## SHORT PROBLEM
Quote the data below word for word, with every line unchanged and in the same order.

>> Start RECORD EXTRACTS

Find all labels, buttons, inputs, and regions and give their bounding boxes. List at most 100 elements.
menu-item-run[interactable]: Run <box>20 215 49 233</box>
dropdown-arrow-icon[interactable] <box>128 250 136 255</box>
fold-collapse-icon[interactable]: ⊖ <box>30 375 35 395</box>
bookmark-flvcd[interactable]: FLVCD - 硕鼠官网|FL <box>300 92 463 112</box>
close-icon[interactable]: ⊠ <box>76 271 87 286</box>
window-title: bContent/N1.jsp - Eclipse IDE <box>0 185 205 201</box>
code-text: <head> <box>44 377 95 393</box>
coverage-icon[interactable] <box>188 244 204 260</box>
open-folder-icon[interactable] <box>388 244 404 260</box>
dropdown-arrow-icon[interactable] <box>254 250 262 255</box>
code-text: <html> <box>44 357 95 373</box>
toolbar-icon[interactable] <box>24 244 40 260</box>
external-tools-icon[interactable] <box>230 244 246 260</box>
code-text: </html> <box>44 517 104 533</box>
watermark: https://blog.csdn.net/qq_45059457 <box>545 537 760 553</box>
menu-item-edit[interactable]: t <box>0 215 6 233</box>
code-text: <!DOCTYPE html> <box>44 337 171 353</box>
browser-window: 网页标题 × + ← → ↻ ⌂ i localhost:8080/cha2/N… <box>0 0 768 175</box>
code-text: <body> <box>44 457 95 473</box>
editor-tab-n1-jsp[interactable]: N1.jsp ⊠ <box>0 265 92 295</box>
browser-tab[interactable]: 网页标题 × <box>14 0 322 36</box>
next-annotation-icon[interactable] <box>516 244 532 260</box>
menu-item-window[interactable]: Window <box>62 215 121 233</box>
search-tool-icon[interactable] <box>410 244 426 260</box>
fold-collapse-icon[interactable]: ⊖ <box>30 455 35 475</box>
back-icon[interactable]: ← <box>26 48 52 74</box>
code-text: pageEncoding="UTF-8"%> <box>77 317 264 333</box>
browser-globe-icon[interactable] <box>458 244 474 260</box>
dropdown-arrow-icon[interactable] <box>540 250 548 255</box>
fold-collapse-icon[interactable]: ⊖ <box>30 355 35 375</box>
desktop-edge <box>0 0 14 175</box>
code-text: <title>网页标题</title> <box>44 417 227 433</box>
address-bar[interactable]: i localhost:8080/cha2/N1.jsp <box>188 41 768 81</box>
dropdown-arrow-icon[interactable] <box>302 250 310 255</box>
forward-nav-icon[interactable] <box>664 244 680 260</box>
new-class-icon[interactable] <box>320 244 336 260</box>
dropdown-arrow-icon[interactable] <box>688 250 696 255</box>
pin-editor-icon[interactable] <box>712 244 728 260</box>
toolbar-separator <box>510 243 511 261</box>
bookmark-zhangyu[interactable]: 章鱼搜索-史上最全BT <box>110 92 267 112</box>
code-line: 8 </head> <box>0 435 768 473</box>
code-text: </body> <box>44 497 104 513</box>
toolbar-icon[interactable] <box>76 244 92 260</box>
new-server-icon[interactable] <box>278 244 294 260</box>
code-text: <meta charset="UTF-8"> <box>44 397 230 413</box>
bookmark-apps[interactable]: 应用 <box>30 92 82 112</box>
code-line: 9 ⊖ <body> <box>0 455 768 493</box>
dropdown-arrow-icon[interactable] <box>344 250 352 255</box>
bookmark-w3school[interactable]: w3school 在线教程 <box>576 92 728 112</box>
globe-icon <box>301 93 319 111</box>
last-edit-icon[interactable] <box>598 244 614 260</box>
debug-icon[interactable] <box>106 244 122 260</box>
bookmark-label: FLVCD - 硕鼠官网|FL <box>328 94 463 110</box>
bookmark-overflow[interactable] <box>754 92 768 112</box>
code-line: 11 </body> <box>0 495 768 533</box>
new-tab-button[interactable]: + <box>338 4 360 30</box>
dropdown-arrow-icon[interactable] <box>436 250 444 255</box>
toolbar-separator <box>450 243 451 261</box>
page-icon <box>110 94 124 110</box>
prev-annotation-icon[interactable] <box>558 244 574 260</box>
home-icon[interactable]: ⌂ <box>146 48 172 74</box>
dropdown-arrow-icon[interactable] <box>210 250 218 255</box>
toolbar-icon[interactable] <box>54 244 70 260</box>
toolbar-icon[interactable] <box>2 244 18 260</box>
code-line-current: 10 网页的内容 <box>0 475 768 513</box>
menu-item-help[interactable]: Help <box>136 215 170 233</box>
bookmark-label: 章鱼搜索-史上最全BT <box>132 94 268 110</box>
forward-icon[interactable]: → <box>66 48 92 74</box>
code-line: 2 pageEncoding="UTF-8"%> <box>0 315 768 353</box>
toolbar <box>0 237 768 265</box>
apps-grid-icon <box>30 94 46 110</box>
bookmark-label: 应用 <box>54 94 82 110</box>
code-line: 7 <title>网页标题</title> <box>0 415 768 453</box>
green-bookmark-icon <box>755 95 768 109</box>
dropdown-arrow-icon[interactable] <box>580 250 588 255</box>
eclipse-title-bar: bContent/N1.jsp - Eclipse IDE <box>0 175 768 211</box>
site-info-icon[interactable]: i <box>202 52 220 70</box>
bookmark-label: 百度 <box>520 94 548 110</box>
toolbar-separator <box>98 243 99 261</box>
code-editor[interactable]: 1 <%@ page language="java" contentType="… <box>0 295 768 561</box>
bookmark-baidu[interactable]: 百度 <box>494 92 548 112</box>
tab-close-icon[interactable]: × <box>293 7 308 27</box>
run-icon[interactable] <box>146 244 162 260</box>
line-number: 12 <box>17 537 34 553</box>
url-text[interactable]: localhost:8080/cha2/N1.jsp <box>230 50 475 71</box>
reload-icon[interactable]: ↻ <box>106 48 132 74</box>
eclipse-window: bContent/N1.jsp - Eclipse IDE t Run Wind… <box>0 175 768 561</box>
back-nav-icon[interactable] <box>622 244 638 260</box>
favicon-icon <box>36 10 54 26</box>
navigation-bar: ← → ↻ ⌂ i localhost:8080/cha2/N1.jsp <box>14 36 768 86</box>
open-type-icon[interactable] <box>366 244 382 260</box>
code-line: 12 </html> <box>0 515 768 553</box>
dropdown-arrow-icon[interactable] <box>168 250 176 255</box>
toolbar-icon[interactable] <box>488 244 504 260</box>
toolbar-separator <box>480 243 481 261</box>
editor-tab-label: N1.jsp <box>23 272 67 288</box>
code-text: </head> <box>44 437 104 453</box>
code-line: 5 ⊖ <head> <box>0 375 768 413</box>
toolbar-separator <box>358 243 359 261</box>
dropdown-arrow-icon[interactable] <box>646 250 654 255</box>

>> End RECORD EXTRACTS

## TASK SOLUTION
Find all labels, buttons, inputs, and regions and give their bounding boxes. List at most 100 elements.
menu-item-run[interactable]: Run <box>20 215 49 233</box>
dropdown-arrow-icon[interactable] <box>128 250 136 255</box>
fold-collapse-icon[interactable]: ⊖ <box>30 375 35 395</box>
bookmark-flvcd[interactable]: FLVCD - 硕鼠官网|FL <box>300 92 463 112</box>
close-icon[interactable]: ⊠ <box>76 271 87 286</box>
window-title: bContent/N1.jsp - Eclipse IDE <box>0 185 205 201</box>
code-text: <head> <box>44 377 95 393</box>
coverage-icon[interactable] <box>188 244 204 260</box>
open-folder-icon[interactable] <box>388 244 404 260</box>
dropdown-arrow-icon[interactable] <box>254 250 262 255</box>
code-text: <html> <box>44 357 95 373</box>
toolbar-icon[interactable] <box>24 244 40 260</box>
external-tools-icon[interactable] <box>230 244 246 260</box>
code-text: </html> <box>44 517 104 533</box>
watermark: https://blog.csdn.net/qq_45059457 <box>545 537 760 553</box>
menu-item-edit[interactable]: t <box>0 215 6 233</box>
code-text: <!DOCTYPE html> <box>44 337 171 353</box>
browser-window: 网页标题 × + ← → ↻ ⌂ i localhost:8080/cha2/N… <box>0 0 768 175</box>
code-text: <body> <box>44 457 95 473</box>
editor-tab-n1-jsp[interactable]: N1.jsp ⊠ <box>0 265 92 295</box>
browser-tab[interactable]: 网页标题 × <box>14 0 322 36</box>
next-annotation-icon[interactable] <box>516 244 532 260</box>
menu-item-window[interactable]: Window <box>62 215 121 233</box>
search-tool-icon[interactable] <box>410 244 426 260</box>
fold-collapse-icon[interactable]: ⊖ <box>30 455 35 475</box>
back-icon[interactable]: ← <box>26 48 52 74</box>
code-text: pageEncoding="UTF-8"%> <box>77 317 264 333</box>
browser-globe-icon[interactable] <box>458 244 474 260</box>
dropdown-arrow-icon[interactable] <box>540 250 548 255</box>
fold-collapse-icon[interactable]: ⊖ <box>30 355 35 375</box>
desktop-edge <box>0 0 14 175</box>
code-text: <title>网页标题</title> <box>44 417 227 433</box>
address-bar[interactable]: i localhost:8080/cha2/N1.jsp <box>188 41 768 81</box>
dropdown-arrow-icon[interactable] <box>302 250 310 255</box>
forward-nav-icon[interactable] <box>664 244 680 260</box>
new-class-icon[interactable] <box>320 244 336 260</box>
dropdown-arrow-icon[interactable] <box>688 250 696 255</box>
pin-editor-icon[interactable] <box>712 244 728 260</box>
toolbar-separator <box>510 243 511 261</box>
bookmark-zhangyu[interactable]: 章鱼搜索-史上最全BT <box>110 92 267 112</box>
code-line: 8 </head> <box>0 435 768 473</box>
code-text: </body> <box>44 497 104 513</box>
toolbar-icon[interactable] <box>76 244 92 260</box>
new-server-icon[interactable] <box>278 244 294 260</box>
code-text: <meta charset="UTF-8"> <box>44 397 230 413</box>
bookmark-apps[interactable]: 应用 <box>30 92 82 112</box>
code-line: 9 ⊖ <body> <box>0 455 768 493</box>
dropdown-arrow-icon[interactable] <box>344 250 352 255</box>
bookmark-w3school[interactable]: w3school 在线教程 <box>576 92 728 112</box>
globe-icon <box>301 93 319 111</box>
last-edit-icon[interactable] <box>598 244 614 260</box>
debug-icon[interactable] <box>106 244 122 260</box>
bookmark-label: FLVCD - 硕鼠官网|FL <box>328 94 463 110</box>
bookmark-overflow[interactable] <box>754 92 768 112</box>
code-line: 11 </body> <box>0 495 768 533</box>
new-tab-button[interactable]: + <box>338 4 360 30</box>
dropdown-arrow-icon[interactable] <box>436 250 444 255</box>
toolbar-separator <box>450 243 451 261</box>
page-icon <box>110 94 124 110</box>
prev-annotation-icon[interactable] <box>558 244 574 260</box>
home-icon[interactable]: ⌂ <box>146 48 172 74</box>
dropdown-arrow-icon[interactable] <box>210 250 218 255</box>
toolbar-icon[interactable] <box>54 244 70 260</box>
toolbar-icon[interactable] <box>2 244 18 260</box>
code-line-current: 10 网页的内容 <box>0 475 768 513</box>
menu-item-help[interactable]: Help <box>136 215 170 233</box>
bookmark-label: 章鱼搜索-史上最全BT <box>132 94 268 110</box>
forward-icon[interactable]: → <box>66 48 92 74</box>
code-line: 2 pageEncoding="UTF-8"%> <box>0 315 768 353</box>
toolbar <box>0 237 768 265</box>
apps-grid-icon <box>30 94 46 110</box>
bookmark-label: 应用 <box>54 94 82 110</box>
code-line: 7 <title>网页标题</title> <box>0 415 768 453</box>
green-bookmark-icon <box>755 95 768 109</box>
dropdown-arrow-icon[interactable] <box>580 250 588 255</box>
eclipse-title-bar: bContent/N1.jsp - Eclipse IDE <box>0 175 768 211</box>
site-info-icon[interactable]: i <box>202 52 220 70</box>
bookmark-label: 百度 <box>520 94 548 110</box>
toolbar-separator <box>98 243 99 261</box>
code-editor[interactable]: 1 <%@ page language="java" contentType="… <box>0 295 768 561</box>
bookmark-baidu[interactable]: 百度 <box>494 92 548 112</box>
tab-close-icon[interactable]: × <box>293 7 308 27</box>
run-icon[interactable] <box>146 244 162 260</box>
line-number: 12 <box>17 537 34 553</box>
url-text[interactable]: localhost:8080/cha2/N1.jsp <box>230 50 475 71</box>
reload-icon[interactable]: ↻ <box>106 48 132 74</box>
eclipse-window: bContent/N1.jsp - Eclipse IDE t Run Wind… <box>0 175 768 561</box>
back-nav-icon[interactable] <box>622 244 638 260</box>
favicon-icon <box>36 10 54 26</box>
navigation-bar: ← → ↻ ⌂ i localhost:8080/cha2/N1.jsp <box>14 36 768 86</box>
open-type-icon[interactable] <box>366 244 382 260</box>
code-line: 12 </html> <box>0 515 768 553</box>
dropdown-arrow-icon[interactable] <box>168 250 176 255</box>
toolbar-icon[interactable] <box>488 244 504 260</box>
toolbar-separator <box>480 243 481 261</box>
editor-tab-label: N1.jsp <box>23 272 67 288</box>
code-text: </head> <box>44 437 104 453</box>
code-line: 5 ⊖ <head> <box>0 375 768 413</box>
toolbar-separator <box>358 243 359 261</box>
dropdown-arrow-icon[interactable] <box>646 250 654 255</box>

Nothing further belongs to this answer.